--- Provided material ---
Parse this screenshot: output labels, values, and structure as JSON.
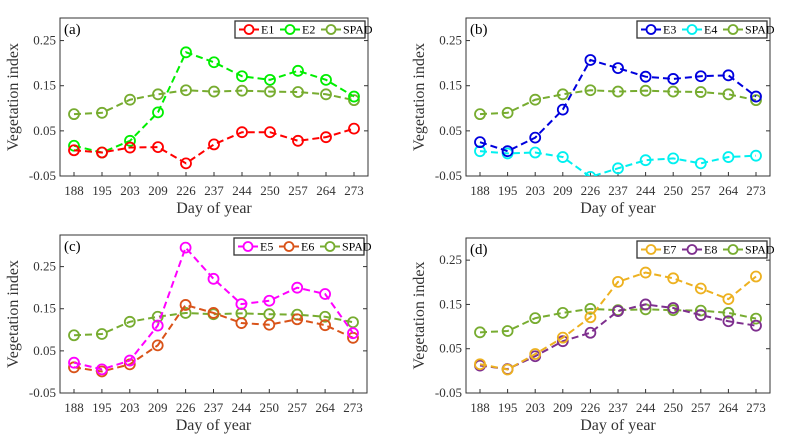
{
  "chart_data": [
    {
      "type": "line",
      "panel_label": "(a)",
      "xlabel": "Day of year",
      "ylabel": "Vegetation index",
      "categories": [
        "188",
        "195",
        "203",
        "209",
        "226",
        "237",
        "244",
        "250",
        "257",
        "264",
        "273"
      ],
      "ylim": [
        -0.05,
        0.3
      ],
      "yticks": [
        "0.25",
        "0.15",
        "0.05",
        "-0.05"
      ],
      "legend_position": "top-right",
      "series": [
        {
          "name": "E1",
          "color": "#ff0000",
          "values": [
            0.007,
            0.002,
            0.013,
            0.014,
            -0.022,
            0.02,
            0.047,
            0.047,
            0.028,
            0.036,
            0.055
          ]
        },
        {
          "name": "E2",
          "color": "#00ee00",
          "values": [
            0.017,
            0.002,
            0.028,
            0.091,
            0.224,
            0.202,
            0.171,
            0.163,
            0.183,
            0.163,
            0.126
          ]
        },
        {
          "name": "SPAD",
          "color": "#77ac30",
          "values": [
            0.087,
            0.09,
            0.119,
            0.131,
            0.14,
            0.137,
            0.139,
            0.137,
            0.136,
            0.131,
            0.118
          ]
        }
      ]
    },
    {
      "type": "line",
      "panel_label": "(b)",
      "xlabel": "Day of year",
      "ylabel": "Vegetation index",
      "categories": [
        "188",
        "195",
        "203",
        "209",
        "226",
        "237",
        "244",
        "250",
        "257",
        "264",
        "273"
      ],
      "ylim": [
        -0.05,
        0.3
      ],
      "yticks": [
        "0.25",
        "0.15",
        "0.05",
        "-0.05"
      ],
      "legend_position": "top-right",
      "series": [
        {
          "name": "E3",
          "color": "#0000dd",
          "values": [
            0.025,
            0.005,
            0.035,
            0.097,
            0.207,
            0.189,
            0.17,
            0.165,
            0.171,
            0.173,
            0.126
          ]
        },
        {
          "name": "E4",
          "color": "#00f0f0",
          "values": [
            0.005,
            0.0,
            0.002,
            -0.008,
            -0.052,
            -0.033,
            -0.015,
            -0.011,
            -0.022,
            -0.008,
            -0.005
          ]
        },
        {
          "name": "SPAD",
          "color": "#77ac30",
          "values": [
            0.087,
            0.09,
            0.119,
            0.131,
            0.14,
            0.137,
            0.139,
            0.137,
            0.136,
            0.131,
            0.118
          ]
        }
      ]
    },
    {
      "type": "line",
      "panel_label": "(c)",
      "xlabel": "Day of year",
      "ylabel": "Vegetation index",
      "categories": [
        "188",
        "195",
        "203",
        "209",
        "226",
        "237",
        "244",
        "250",
        "257",
        "264",
        "273"
      ],
      "ylim": [
        -0.05,
        0.325
      ],
      "yticks": [
        "0.25",
        "0.15",
        "0.05",
        "-0.05"
      ],
      "legend_position": "top-right",
      "series": [
        {
          "name": "E5",
          "color": "#ff00ff",
          "values": [
            0.022,
            0.006,
            0.027,
            0.11,
            0.295,
            0.221,
            0.161,
            0.169,
            0.2,
            0.185,
            0.092
          ]
        },
        {
          "name": "E6",
          "color": "#d95319",
          "values": [
            0.011,
            0.001,
            0.018,
            0.063,
            0.159,
            0.14,
            0.116,
            0.112,
            0.125,
            0.111,
            0.081
          ]
        },
        {
          "name": "SPAD",
          "color": "#77ac30",
          "values": [
            0.087,
            0.09,
            0.119,
            0.131,
            0.14,
            0.137,
            0.139,
            0.137,
            0.136,
            0.131,
            0.118
          ]
        }
      ]
    },
    {
      "type": "line",
      "panel_label": "(d)",
      "xlabel": "Day of year",
      "ylabel": "Vegetation index",
      "categories": [
        "188",
        "195",
        "203",
        "209",
        "226",
        "237",
        "244",
        "250",
        "257",
        "264",
        "273"
      ],
      "ylim": [
        -0.05,
        0.3
      ],
      "yticks": [
        "0.25",
        "0.15",
        "0.05",
        "-0.05"
      ],
      "legend_position": "top-right",
      "series": [
        {
          "name": "E7",
          "color": "#edb120",
          "values": [
            0.015,
            0.003,
            0.038,
            0.075,
            0.121,
            0.201,
            0.222,
            0.209,
            0.186,
            0.162,
            0.213
          ]
        },
        {
          "name": "E8",
          "color": "#7e2f8e",
          "values": [
            0.012,
            0.004,
            0.033,
            0.067,
            0.086,
            0.135,
            0.15,
            0.142,
            0.126,
            0.112,
            0.102
          ]
        },
        {
          "name": "SPAD",
          "color": "#77ac30",
          "values": [
            0.087,
            0.09,
            0.119,
            0.131,
            0.14,
            0.137,
            0.139,
            0.137,
            0.136,
            0.131,
            0.118
          ]
        }
      ]
    }
  ]
}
---
Prompt: Leave images out of the retyped records; keep all else exact.

Final result:
Parse this screenshot: output labels, values, and structure as JSON.
{
  "chart_data": [
    {
      "type": "line",
      "panel_label": "(a)",
      "xlabel": "Day of year",
      "ylabel": "Vegetation index",
      "categories": [
        "188",
        "195",
        "203",
        "209",
        "226",
        "237",
        "244",
        "250",
        "257",
        "264",
        "273"
      ],
      "ylim": [
        -0.05,
        0.3
      ],
      "yticks": [
        "0.25",
        "0.15",
        "0.05",
        "-0.05"
      ],
      "legend_position": "top-right",
      "series": [
        {
          "name": "E1",
          "color": "#ff0000",
          "values": [
            0.007,
            0.002,
            0.013,
            0.014,
            -0.022,
            0.02,
            0.047,
            0.047,
            0.028,
            0.036,
            0.055
          ]
        },
        {
          "name": "E2",
          "color": "#00ee00",
          "values": [
            0.017,
            0.002,
            0.028,
            0.091,
            0.224,
            0.202,
            0.171,
            0.163,
            0.183,
            0.163,
            0.126
          ]
        },
        {
          "name": "SPAD",
          "color": "#77ac30",
          "values": [
            0.087,
            0.09,
            0.119,
            0.131,
            0.14,
            0.137,
            0.139,
            0.137,
            0.136,
            0.131,
            0.118
          ]
        }
      ]
    },
    {
      "type": "line",
      "panel_label": "(b)",
      "xlabel": "Day of year",
      "ylabel": "Vegetation index",
      "categories": [
        "188",
        "195",
        "203",
        "209",
        "226",
        "237",
        "244",
        "250",
        "257",
        "264",
        "273"
      ],
      "ylim": [
        -0.05,
        0.3
      ],
      "yticks": [
        "0.25",
        "0.15",
        "0.05",
        "-0.05"
      ],
      "legend_position": "top-right",
      "series": [
        {
          "name": "E3",
          "color": "#0000dd",
          "values": [
            0.025,
            0.005,
            0.035,
            0.097,
            0.207,
            0.189,
            0.17,
            0.165,
            0.171,
            0.173,
            0.126
          ]
        },
        {
          "name": "E4",
          "color": "#00f0f0",
          "values": [
            0.005,
            0.0,
            0.002,
            -0.008,
            -0.052,
            -0.033,
            -0.015,
            -0.011,
            -0.022,
            -0.008,
            -0.005
          ]
        },
        {
          "name": "SPAD",
          "color": "#77ac30",
          "values": [
            0.087,
            0.09,
            0.119,
            0.131,
            0.14,
            0.137,
            0.139,
            0.137,
            0.136,
            0.131,
            0.118
          ]
        }
      ]
    },
    {
      "type": "line",
      "panel_label": "(c)",
      "xlabel": "Day of year",
      "ylabel": "Vegetation index",
      "categories": [
        "188",
        "195",
        "203",
        "209",
        "226",
        "237",
        "244",
        "250",
        "257",
        "264",
        "273"
      ],
      "ylim": [
        -0.05,
        0.325
      ],
      "yticks": [
        "0.25",
        "0.15",
        "0.05",
        "-0.05"
      ],
      "legend_position": "top-right",
      "series": [
        {
          "name": "E5",
          "color": "#ff00ff",
          "values": [
            0.022,
            0.006,
            0.027,
            0.11,
            0.295,
            0.221,
            0.161,
            0.169,
            0.2,
            0.185,
            0.092
          ]
        },
        {
          "name": "E6",
          "color": "#d95319",
          "values": [
            0.011,
            0.001,
            0.018,
            0.063,
            0.159,
            0.14,
            0.116,
            0.112,
            0.125,
            0.111,
            0.081
          ]
        },
        {
          "name": "SPAD",
          "color": "#77ac30",
          "values": [
            0.087,
            0.09,
            0.119,
            0.131,
            0.14,
            0.137,
            0.139,
            0.137,
            0.136,
            0.131,
            0.118
          ]
        }
      ]
    },
    {
      "type": "line",
      "panel_label": "(d)",
      "xlabel": "Day of year",
      "ylabel": "Vegetation index",
      "categories": [
        "188",
        "195",
        "203",
        "209",
        "226",
        "237",
        "244",
        "250",
        "257",
        "264",
        "273"
      ],
      "ylim": [
        -0.05,
        0.3
      ],
      "yticks": [
        "0.25",
        "0.15",
        "0.05",
        "-0.05"
      ],
      "legend_position": "top-right",
      "series": [
        {
          "name": "E7",
          "color": "#edb120",
          "values": [
            0.015,
            0.003,
            0.038,
            0.075,
            0.121,
            0.201,
            0.222,
            0.209,
            0.186,
            0.162,
            0.213
          ]
        },
        {
          "name": "E8",
          "color": "#7e2f8e",
          "values": [
            0.012,
            0.004,
            0.033,
            0.067,
            0.086,
            0.135,
            0.15,
            0.142,
            0.126,
            0.112,
            0.102
          ]
        },
        {
          "name": "SPAD",
          "color": "#77ac30",
          "values": [
            0.087,
            0.09,
            0.119,
            0.131,
            0.14,
            0.137,
            0.139,
            0.137,
            0.136,
            0.131,
            0.118
          ]
        }
      ]
    }
  ]
}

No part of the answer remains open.